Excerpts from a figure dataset
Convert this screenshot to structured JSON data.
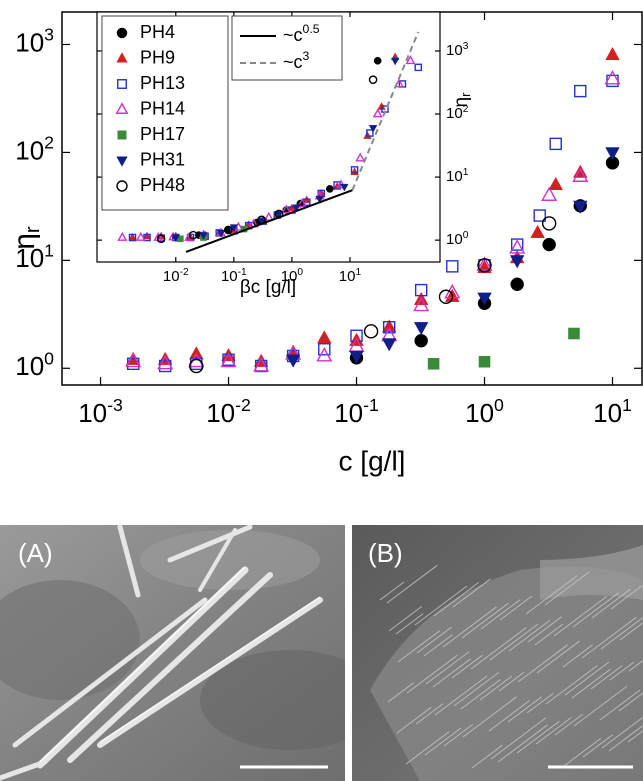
{
  "chart_data": [
    {
      "type": "scatter",
      "x_label": "c [g/l]",
      "y_label": "η_r",
      "log_x": true,
      "log_y": true,
      "xlim": [
        0.0005,
        17
      ],
      "ylim": [
        0.7,
        2000
      ],
      "xticks": [
        {
          "value": 0.001,
          "label": "10^-3"
        },
        {
          "value": 0.01,
          "label": "10^-2"
        },
        {
          "value": 0.1,
          "label": "10^-1"
        },
        {
          "value": 1,
          "label": "10^0"
        },
        {
          "value": 10,
          "label": "10^1"
        }
      ],
      "yticks": [
        {
          "value": 1,
          "label": "10^0"
        },
        {
          "value": 10,
          "label": "10^1"
        },
        {
          "value": 100,
          "label": "10^2"
        },
        {
          "value": 1000,
          "label": "10^3"
        }
      ],
      "series": [
        {
          "name": "PH4",
          "color": "#000000",
          "marker": "o",
          "filled": true,
          "x": [
            0.1,
            0.32,
            1,
            1.8,
            3.2,
            5.6,
            10
          ],
          "values": [
            1.25,
            1.8,
            4,
            6,
            14,
            32,
            80
          ]
        },
        {
          "name": "PH9",
          "color": "#d42020",
          "marker": "^",
          "filled": true,
          "x": [
            0.0018,
            0.0032,
            0.0056,
            0.01,
            0.018,
            0.032,
            0.056,
            0.1,
            0.18,
            0.32,
            0.56,
            1,
            1.8,
            2.6,
            3.6,
            5.6,
            10
          ],
          "values": [
            1.2,
            1.2,
            1.35,
            1.3,
            1.15,
            1.4,
            1.9,
            1.8,
            2.4,
            4.3,
            4.6,
            8.5,
            10.5,
            18,
            50,
            65,
            800
          ]
        },
        {
          "name": "PH13",
          "color": "#2233cc",
          "marker": "s",
          "filled": false,
          "x": [
            0.0018,
            0.0032,
            0.0056,
            0.01,
            0.018,
            0.032,
            0.056,
            0.1,
            0.18,
            0.32,
            0.56,
            1,
            1.8,
            2.7,
            3.6,
            5.6,
            10
          ],
          "values": [
            1.1,
            1.05,
            1.1,
            1.2,
            1.05,
            1.3,
            1.5,
            2.0,
            2.4,
            5.3,
            8.8,
            9,
            14,
            26,
            120,
            370,
            460
          ]
        },
        {
          "name": "PH14",
          "color": "#cc33cc",
          "marker": "^",
          "filled": false,
          "x": [
            0.0018,
            0.0032,
            0.0056,
            0.01,
            0.018,
            0.032,
            0.056,
            0.1,
            0.18,
            0.32,
            0.56,
            1,
            1.8,
            3.2,
            5.6,
            10
          ],
          "values": [
            1.15,
            1.1,
            1.15,
            1.15,
            1.05,
            1.35,
            1.3,
            1.6,
            2.0,
            3.8,
            5.0,
            9.0,
            13,
            40,
            60,
            480
          ]
        },
        {
          "name": "PH17",
          "color": "#3a8a3a",
          "marker": "s",
          "filled": true,
          "x": [
            0.4,
            1,
            5
          ],
          "values": [
            1.1,
            1.15,
            2.1
          ]
        },
        {
          "name": "PH31",
          "color": "#101e8c",
          "marker": "v",
          "filled": true,
          "x": [
            0.032,
            0.1,
            0.18,
            0.32,
            1,
            1.8,
            5.6,
            10
          ],
          "values": [
            1.2,
            1.3,
            1.7,
            2.4,
            4.5,
            10,
            32,
            100
          ]
        },
        {
          "name": "PH48",
          "color": "#000000",
          "marker": "o",
          "filled": false,
          "x": [
            0.0056,
            0.13,
            0.5,
            1,
            3.2
          ],
          "values": [
            1.05,
            2.2,
            4.6,
            9,
            22
          ]
        }
      ]
    },
    {
      "type": "scatter",
      "x_label": "βc [g/l]",
      "y_label": "η_r",
      "log_x": true,
      "log_y": true,
      "xlim": [
        0.00044,
        355
      ],
      "ylim": [
        0.45,
        4150
      ],
      "xticks": [
        {
          "value": 0.01,
          "label": "10^-2"
        },
        {
          "value": 0.1,
          "label": "10^-1"
        },
        {
          "value": 1,
          "label": "10^0"
        },
        {
          "value": 10,
          "label": "10^1"
        }
      ],
      "yticks": [
        {
          "value": 1,
          "label": "10^0"
        },
        {
          "value": 10,
          "label": "10^1"
        },
        {
          "value": 100,
          "label": "10^2"
        },
        {
          "value": 1000,
          "label": "10^3"
        }
      ],
      "series": [
        {
          "color": "#000000",
          "marker": "o",
          "filled": true,
          "x": [
            0.025,
            0.08,
            0.25,
            0.8,
            1.4,
            4.5,
            30
          ],
          "values": [
            1.2,
            1.45,
            1.9,
            3.0,
            3.8,
            6.5,
            700
          ]
        },
        {
          "color": "#d42020",
          "marker": "^",
          "filled": true,
          "x": [
            0.0018,
            0.0032,
            0.0056,
            0.01,
            0.018,
            0.032,
            0.056,
            0.1,
            0.18,
            0.32,
            0.56,
            1,
            1.8,
            3.2,
            6,
            12,
            20,
            35,
            60
          ],
          "values": [
            1.1,
            1.15,
            1.15,
            1.15,
            1.1,
            1.2,
            1.3,
            1.45,
            1.75,
            2.1,
            2.6,
            3.2,
            4.3,
            5.5,
            7,
            12,
            45,
            130,
            800
          ]
        },
        {
          "color": "#2233cc",
          "marker": "s",
          "filled": false,
          "x": [
            0.0018,
            0.0032,
            0.0056,
            0.01,
            0.018,
            0.032,
            0.056,
            0.1,
            0.18,
            0.32,
            0.56,
            1,
            1.8,
            3.2,
            6,
            12,
            22,
            40,
            80,
            150
          ],
          "values": [
            1.1,
            1.1,
            1.08,
            1.1,
            1.1,
            1.15,
            1.3,
            1.4,
            1.7,
            2.0,
            2.5,
            3.0,
            4.0,
            5.5,
            7.5,
            13,
            50,
            120,
            300,
            550
          ]
        },
        {
          "color": "#cc33cc",
          "marker": "^",
          "filled": false,
          "x": [
            0.0012,
            0.0025,
            0.005,
            0.009,
            0.017,
            0.03,
            0.06,
            0.12,
            0.22,
            0.4,
            0.8,
            1.5,
            3,
            7,
            15,
            30,
            70,
            110
          ],
          "values": [
            1.1,
            1.1,
            1.1,
            1.12,
            1.1,
            1.2,
            1.3,
            1.6,
            1.8,
            2.3,
            3.0,
            3.8,
            5,
            7.5,
            20,
            100,
            300,
            700
          ]
        },
        {
          "color": "#3a8a3a",
          "marker": "s",
          "filled": true,
          "x": [
            0.012,
            0.03,
            0.15
          ],
          "values": [
            1.05,
            1.1,
            1.5
          ]
        },
        {
          "color": "#101e8c",
          "marker": "v",
          "filled": true,
          "x": [
            0.01,
            0.03,
            0.06,
            0.1,
            0.3,
            0.6,
            1.2,
            3,
            8,
            25,
            60
          ],
          "values": [
            1.1,
            1.2,
            1.3,
            1.6,
            2.0,
            2.6,
            3.3,
            4.5,
            7,
            60,
            700
          ]
        },
        {
          "color": "#000000",
          "marker": "o",
          "filled": false,
          "x": [
            0.0056,
            0.02,
            0.08,
            0.3,
            0.6,
            25
          ],
          "values": [
            1.05,
            1.2,
            1.45,
            2.1,
            2.6,
            350
          ]
        },
        {
          "name": "~c^0.5",
          "color": "#000000",
          "style": "solid",
          "x": [
            0.015,
            11
          ],
          "values": [
            0.65,
            6.2
          ]
        },
        {
          "name": "~c^3",
          "color": "#888888",
          "style": "dashed",
          "x": [
            11,
            150
          ],
          "values": [
            6.2,
            2000
          ]
        }
      ]
    }
  ],
  "panels": [
    {
      "label": "(A)"
    },
    {
      "label": "(B)"
    }
  ]
}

**Problem:**
Omit every picture, then repeat the remaining data exactly as it appears above.

**Correct output:**
Convert this screenshot to structured JSON data.
{
  "chart_data": [
    {
      "type": "scatter",
      "x_label": "c [g/l]",
      "y_label": "η_r",
      "log_x": true,
      "log_y": true,
      "xlim": [
        0.0005,
        17
      ],
      "ylim": [
        0.7,
        2000
      ],
      "xticks": [
        {
          "value": 0.001,
          "label": "10^-3"
        },
        {
          "value": 0.01,
          "label": "10^-2"
        },
        {
          "value": 0.1,
          "label": "10^-1"
        },
        {
          "value": 1,
          "label": "10^0"
        },
        {
          "value": 10,
          "label": "10^1"
        }
      ],
      "yticks": [
        {
          "value": 1,
          "label": "10^0"
        },
        {
          "value": 10,
          "label": "10^1"
        },
        {
          "value": 100,
          "label": "10^2"
        },
        {
          "value": 1000,
          "label": "10^3"
        }
      ],
      "series": [
        {
          "name": "PH4",
          "color": "#000000",
          "marker": "o",
          "filled": true,
          "x": [
            0.1,
            0.32,
            1,
            1.8,
            3.2,
            5.6,
            10
          ],
          "values": [
            1.25,
            1.8,
            4,
            6,
            14,
            32,
            80
          ]
        },
        {
          "name": "PH9",
          "color": "#d42020",
          "marker": "^",
          "filled": true,
          "x": [
            0.0018,
            0.0032,
            0.0056,
            0.01,
            0.018,
            0.032,
            0.056,
            0.1,
            0.18,
            0.32,
            0.56,
            1,
            1.8,
            2.6,
            3.6,
            5.6,
            10
          ],
          "values": [
            1.2,
            1.2,
            1.35,
            1.3,
            1.15,
            1.4,
            1.9,
            1.8,
            2.4,
            4.3,
            4.6,
            8.5,
            10.5,
            18,
            50,
            65,
            800
          ]
        },
        {
          "name": "PH13",
          "color": "#2233cc",
          "marker": "s",
          "filled": false,
          "x": [
            0.0018,
            0.0032,
            0.0056,
            0.01,
            0.018,
            0.032,
            0.056,
            0.1,
            0.18,
            0.32,
            0.56,
            1,
            1.8,
            2.7,
            3.6,
            5.6,
            10
          ],
          "values": [
            1.1,
            1.05,
            1.1,
            1.2,
            1.05,
            1.3,
            1.5,
            2.0,
            2.4,
            5.3,
            8.8,
            9,
            14,
            26,
            120,
            370,
            460
          ]
        },
        {
          "name": "PH14",
          "color": "#cc33cc",
          "marker": "^",
          "filled": false,
          "x": [
            0.0018,
            0.0032,
            0.0056,
            0.01,
            0.018,
            0.032,
            0.056,
            0.1,
            0.18,
            0.32,
            0.56,
            1,
            1.8,
            3.2,
            5.6,
            10
          ],
          "values": [
            1.15,
            1.1,
            1.15,
            1.15,
            1.05,
            1.35,
            1.3,
            1.6,
            2.0,
            3.8,
            5.0,
            9.0,
            13,
            40,
            60,
            480
          ]
        },
        {
          "name": "PH17",
          "color": "#3a8a3a",
          "marker": "s",
          "filled": true,
          "x": [
            0.4,
            1,
            5
          ],
          "values": [
            1.1,
            1.15,
            2.1
          ]
        },
        {
          "name": "PH31",
          "color": "#101e8c",
          "marker": "v",
          "filled": true,
          "x": [
            0.032,
            0.1,
            0.18,
            0.32,
            1,
            1.8,
            5.6,
            10
          ],
          "values": [
            1.2,
            1.3,
            1.7,
            2.4,
            4.5,
            10,
            32,
            100
          ]
        },
        {
          "name": "PH48",
          "color": "#000000",
          "marker": "o",
          "filled": false,
          "x": [
            0.0056,
            0.13,
            0.5,
            1,
            3.2
          ],
          "values": [
            1.05,
            2.2,
            4.6,
            9,
            22
          ]
        }
      ]
    },
    {
      "type": "scatter",
      "x_label": "βc [g/l]",
      "y_label": "η_r",
      "log_x": true,
      "log_y": true,
      "xlim": [
        0.00044,
        355
      ],
      "ylim": [
        0.45,
        4150
      ],
      "xticks": [
        {
          "value": 0.01,
          "label": "10^-2"
        },
        {
          "value": 0.1,
          "label": "10^-1"
        },
        {
          "value": 1,
          "label": "10^0"
        },
        {
          "value": 10,
          "label": "10^1"
        }
      ],
      "yticks": [
        {
          "value": 1,
          "label": "10^0"
        },
        {
          "value": 10,
          "label": "10^1"
        },
        {
          "value": 100,
          "label": "10^2"
        },
        {
          "value": 1000,
          "label": "10^3"
        }
      ],
      "series": [
        {
          "color": "#000000",
          "marker": "o",
          "filled": true,
          "x": [
            0.025,
            0.08,
            0.25,
            0.8,
            1.4,
            4.5,
            30
          ],
          "values": [
            1.2,
            1.45,
            1.9,
            3.0,
            3.8,
            6.5,
            700
          ]
        },
        {
          "color": "#d42020",
          "marker": "^",
          "filled": true,
          "x": [
            0.0018,
            0.0032,
            0.0056,
            0.01,
            0.018,
            0.032,
            0.056,
            0.1,
            0.18,
            0.32,
            0.56,
            1,
            1.8,
            3.2,
            6,
            12,
            20,
            35,
            60
          ],
          "values": [
            1.1,
            1.15,
            1.15,
            1.15,
            1.1,
            1.2,
            1.3,
            1.45,
            1.75,
            2.1,
            2.6,
            3.2,
            4.3,
            5.5,
            7,
            12,
            45,
            130,
            800
          ]
        },
        {
          "color": "#2233cc",
          "marker": "s",
          "filled": false,
          "x": [
            0.0018,
            0.0032,
            0.0056,
            0.01,
            0.018,
            0.032,
            0.056,
            0.1,
            0.18,
            0.32,
            0.56,
            1,
            1.8,
            3.2,
            6,
            12,
            22,
            40,
            80,
            150
          ],
          "values": [
            1.1,
            1.1,
            1.08,
            1.1,
            1.1,
            1.15,
            1.3,
            1.4,
            1.7,
            2.0,
            2.5,
            3.0,
            4.0,
            5.5,
            7.5,
            13,
            50,
            120,
            300,
            550
          ]
        },
        {
          "color": "#cc33cc",
          "marker": "^",
          "filled": false,
          "x": [
            0.0012,
            0.0025,
            0.005,
            0.009,
            0.017,
            0.03,
            0.06,
            0.12,
            0.22,
            0.4,
            0.8,
            1.5,
            3,
            7,
            15,
            30,
            70,
            110
          ],
          "values": [
            1.1,
            1.1,
            1.1,
            1.12,
            1.1,
            1.2,
            1.3,
            1.6,
            1.8,
            2.3,
            3.0,
            3.8,
            5,
            7.5,
            20,
            100,
            300,
            700
          ]
        },
        {
          "color": "#3a8a3a",
          "marker": "s",
          "filled": true,
          "x": [
            0.012,
            0.03,
            0.15
          ],
          "values": [
            1.05,
            1.1,
            1.5
          ]
        },
        {
          "color": "#101e8c",
          "marker": "v",
          "filled": true,
          "x": [
            0.01,
            0.03,
            0.06,
            0.1,
            0.3,
            0.6,
            1.2,
            3,
            8,
            25,
            60
          ],
          "values": [
            1.1,
            1.2,
            1.3,
            1.6,
            2.0,
            2.6,
            3.3,
            4.5,
            7,
            60,
            700
          ]
        },
        {
          "color": "#000000",
          "marker": "o",
          "filled": false,
          "x": [
            0.0056,
            0.02,
            0.08,
            0.3,
            0.6,
            25
          ],
          "values": [
            1.05,
            1.2,
            1.45,
            2.1,
            2.6,
            350
          ]
        },
        {
          "name": "~c^0.5",
          "color": "#000000",
          "style": "solid",
          "x": [
            0.015,
            11
          ],
          "values": [
            0.65,
            6.2
          ]
        },
        {
          "name": "~c^3",
          "color": "#888888",
          "style": "dashed",
          "x": [
            11,
            150
          ],
          "values": [
            6.2,
            2000
          ]
        }
      ]
    }
  ],
  "panels": [
    {
      "label": "(A)"
    },
    {
      "label": "(B)"
    }
  ]
}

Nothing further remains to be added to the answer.